— What you have to do —
Below are the records; locate each line with the word "Возраст" and copy it.
* START Exercise inputs *
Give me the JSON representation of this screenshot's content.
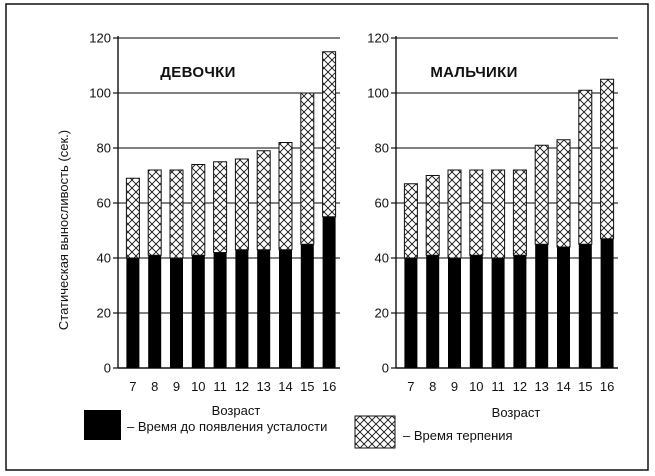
{
  "chart_data": [
    {
      "type": "bar",
      "stacked": true,
      "title": "ДЕВОЧКИ",
      "xlabel": "",
      "ylabel": "Статическая выносливость (сек.)",
      "ylim": [
        0,
        120
      ],
      "yticks": [
        0,
        20,
        40,
        60,
        80,
        100,
        120
      ],
      "grid": true,
      "categories": [
        "7",
        "8",
        "9",
        "10",
        "11",
        "12",
        "13",
        "14",
        "15",
        "16"
      ],
      "series": [
        {
          "name": "– Время до появления усталости",
          "values": [
            40,
            41,
            40,
            41,
            42,
            43,
            43,
            43,
            45,
            55
          ]
        },
        {
          "name": "– Время терпения",
          "values": [
            29,
            31,
            32,
            33,
            33,
            33,
            36,
            39,
            55,
            60
          ]
        }
      ]
    },
    {
      "type": "bar",
      "stacked": true,
      "title": "МАЛЬЧИКИ",
      "xlabel": "Возраст",
      "ylabel": "",
      "ylim": [
        0,
        120
      ],
      "yticks": [
        0,
        20,
        40,
        60,
        80,
        100,
        120
      ],
      "grid": true,
      "categories": [
        "7",
        "8",
        "9",
        "10",
        "11",
        "12",
        "13",
        "14",
        "15",
        "16"
      ],
      "series": [
        {
          "name": "– Время до появления усталости",
          "values": [
            40,
            41,
            40,
            41,
            40,
            41,
            45,
            44,
            45,
            47
          ]
        },
        {
          "name": "– Время терпения",
          "values": [
            27,
            29,
            32,
            31,
            32,
            31,
            36,
            39,
            56,
            58
          ]
        }
      ]
    }
  ],
  "xlabel_left": "Возраст",
  "legend": {
    "fatigue_label": "– Время до появления усталости",
    "endurance_label": "– Время терпения"
  },
  "colors": {
    "fatigue": "#000000",
    "endurance": "#ffffff",
    "grid": "#000000"
  }
}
* END Exercise inputs *
— Task answer —
      "xlabel": "Возраст",
  "xlabel_left": "Возраст",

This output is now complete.